Copy nothing but the text: repeat each entry exactly and drop the images.

--- ENTRIES ---

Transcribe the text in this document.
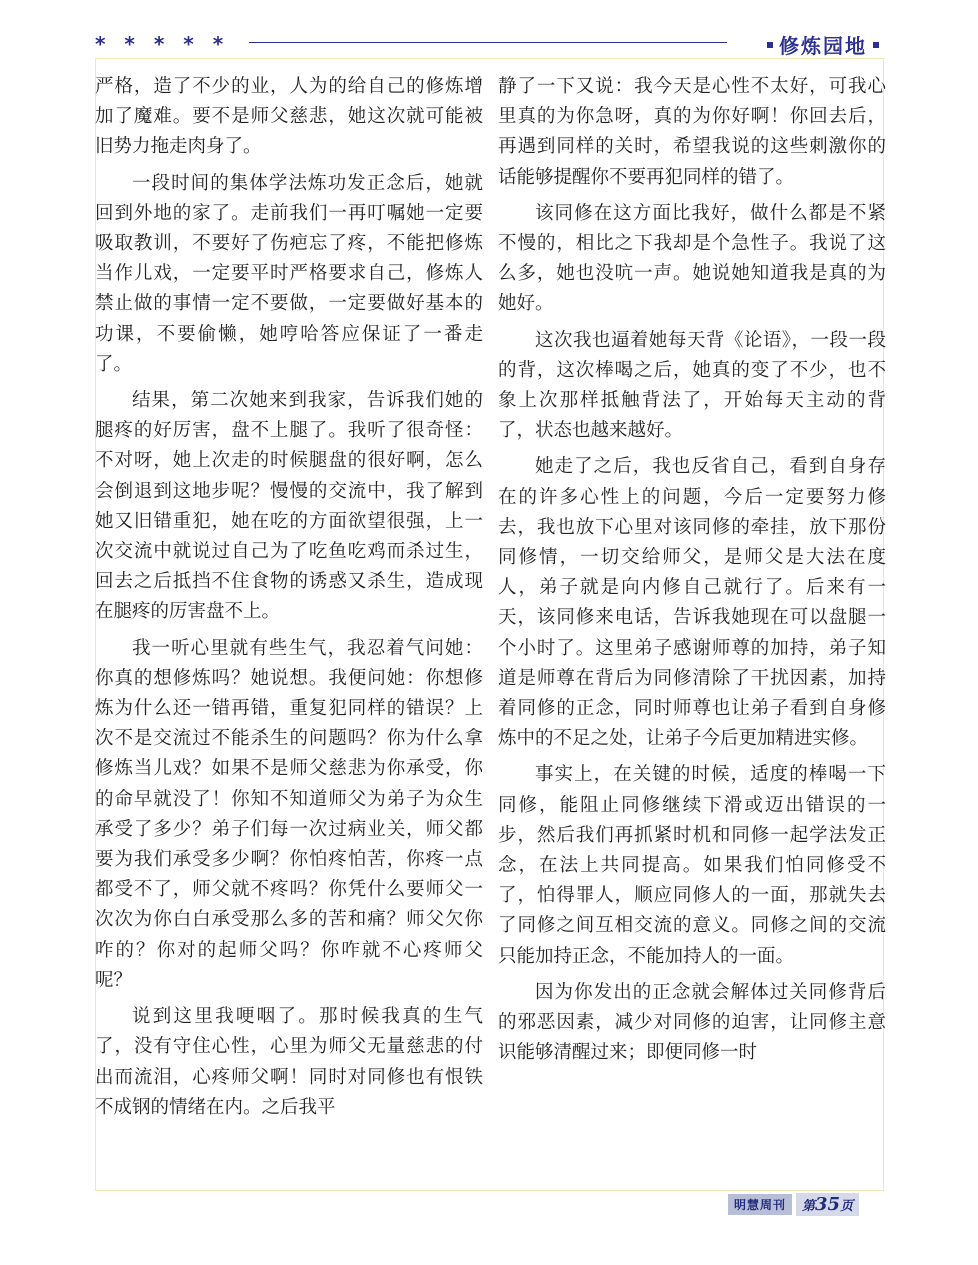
* * * * *	修炼园地

严格，造了不少的业，人为的给自己的修炼增加了魔难。要不是师父慈悲，她这次就可能被旧势力拖走肉身了。

一段时间的集体学法炼功发正念后，她就回到外地的家了。走前我们一再叮嘱她一定要吸取教训，不要好了伤疤忘了疼，不能把修炼当作儿戏，一定要平时严格要求自己，修炼人禁止做的事情一定不要做，一定要做好基本的功课，不要偷懒，她哼哈答应保证了一番走了。

结果，第二次她来到我家，告诉我们她的腿疼的好厉害，盘不上腿了。我听了很奇怪：不对呀，她上次走的时候腿盘的很好啊，怎么会倒退到这地步呢？慢慢的交流中，我了解到她又旧错重犯，她在吃的方面欲望很强，上一次交流中就说过自己为了吃鱼吃鸡而杀过生，回去之后抵挡不住食物的诱惑又杀生，造成现在腿疼的厉害盘不上。

我一听心里就有些生气，我忍着气问她：你真的想修炼吗？她说想。我便问她：你想修炼为什么还一错再错，重复犯同样的错误？上次不是交流过不能杀生的问题吗？你为什么拿修炼当儿戏？如果不是师父慈悲为你承受，你的命早就没了！你知不知道师父为弟子为众生承受了多少？弟子们每一次过病业关，师父都要为我们承受多少啊？你怕疼怕苦，你疼一点都受不了，师父就不疼吗？你凭什么要师父一次次为你白白承受那么多的苦和痛？师父欠你咋的？你对的起师父吗？你咋就不心疼师父呢？

说到这里我哽咽了。那时候我真的生气了，没有守住心性，心里为师父无量慈悲的付出而流泪，心疼师父啊！同时对同修也有恨铁不成钢的情绪在内。之后我平

静了一下又说：我今天是心性不太好，可我心里真的为你急呀，真的为你好啊！你回去后，再遇到同样的关时，希望我说的这些刺激你的话能够提醒你不要再犯同样的错了。

该同修在这方面比我好，做什么都是不紧不慢的，相比之下我却是个急性子。我说了这么多，她也没吭一声。她说她知道我是真的为她好。

这次我也逼着她每天背《论语》，一段一段的背，这次棒喝之后，她真的变了不少，也不象上次那样抵触背法了，开始每天主动的背了，状态也越来越好。

她走了之后，我也反省自己，看到自身存在的许多心性上的问题，今后一定要努力修去，我也放下心里对该同修的牵挂，放下那份同修情，一切交给师父，是师父是大法在度人，弟子就是向内修自己就行了。后来有一天，该同修来电话，告诉我她现在可以盘腿一个小时了。这里弟子感谢师尊的加持，弟子知道是师尊在背后为同修清除了干扰因素，加持着同修的正念，同时师尊也让弟子看到自身修炼中的不足之处，让弟子今后更加精进实修。

事实上，在关键的时候，适度的棒喝一下同修，能阻止同修继续下滑或迈出错误的一步，然后我们再抓紧时机和同修一起学法发正念，在法上共同提高。如果我们怕同修受不了，怕得罪人，顺应同修人的一面，那就失去了同修之间互相交流的意义。同修之间的交流只能加持正念，不能加持人的一面。

因为你发出的正念就会解体过关同修背后的邪恶因素，减少对同修的迫害，让同修主意识能够清醒过来；即便同修一时

明慧周刊	第35页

---

RESULT OF THE TASK:
Transcribe the text in this document.
* * * * *	修炼园地

严格，造了不少的业，人为的给自己的修炼增加了魔难。要不是师父慈悲，她这次就可能被旧势力拖走肉身了。

一段时间的集体学法炼功发正念后，她就回到外地的家了。走前我们一再叮嘱她一定要吸取教训，不要好了伤疤忘了疼，不能把修炼当作儿戏，一定要平时严格要求自己，修炼人禁止做的事情一定不要做，一定要做好基本的功课，不要偷懒，她哼哈答应保证了一番走了。

结果，第二次她来到我家，告诉我们她的腿疼的好厉害，盘不上腿了。我听了很奇怪：不对呀，她上次走的时候腿盘的很好啊，怎么会倒退到这地步呢？慢慢的交流中，我了解到她又旧错重犯，她在吃的方面欲望很强，上一次交流中就说过自己为了吃鱼吃鸡而杀过生，回去之后抵挡不住食物的诱惑又杀生，造成现在腿疼的厉害盘不上。

我一听心里就有些生气，我忍着气问她：你真的想修炼吗？她说想。我便问她：你想修炼为什么还一错再错，重复犯同样的错误？上次不是交流过不能杀生的问题吗？你为什么拿修炼当儿戏？如果不是师父慈悲为你承受，你的命早就没了！你知不知道师父为弟子为众生承受了多少？弟子们每一次过病业关，师父都要为我们承受多少啊？你怕疼怕苦，你疼一点都受不了，师父就不疼吗？你凭什么要师父一次次为你白白承受那么多的苦和痛？师父欠你咋的？你对的起师父吗？你咋就不心疼师父呢？

说到这里我哽咽了。那时候我真的生气了，没有守住心性，心里为师父无量慈悲的付出而流泪，心疼师父啊！同时对同修也有恨铁不成钢的情绪在内。之后我平

静了一下又说：我今天是心性不太好，可我心里真的为你急呀，真的为你好啊！你回去后，再遇到同样的关时，希望我说的这些刺激你的话能够提醒你不要再犯同样的错了。

该同修在这方面比我好，做什么都是不紧不慢的，相比之下我却是个急性子。我说了这么多，她也没吭一声。她说她知道我是真的为她好。

这次我也逼着她每天背《论语》，一段一段的背，这次棒喝之后，她真的变了不少，也不象上次那样抵触背法了，开始每天主动的背了，状态也越来越好。

她走了之后，我也反省自己，看到自身存在的许多心性上的问题，今后一定要努力修去，我也放下心里对该同修的牵挂，放下那份同修情，一切交给师父，是师父是大法在度人，弟子就是向内修自己就行了。后来有一天，该同修来电话，告诉我她现在可以盘腿一个小时了。这里弟子感谢师尊的加持，弟子知道是师尊在背后为同修清除了干扰因素，加持着同修的正念，同时师尊也让弟子看到自身修炼中的不足之处，让弟子今后更加精进实修。

事实上，在关键的时候，适度的棒喝一下同修，能阻止同修继续下滑或迈出错误的一步，然后我们再抓紧时机和同修一起学法发正念，在法上共同提高。如果我们怕同修受不了，怕得罪人，顺应同修人的一面，那就失去了同修之间互相交流的意义。同修之间的交流只能加持正念，不能加持人的一面。

因为你发出的正念就会解体过关同修背后的邪恶因素，减少对同修的迫害，让同修主意识能够清醒过来；即便同修一时

明慧周刊	第35页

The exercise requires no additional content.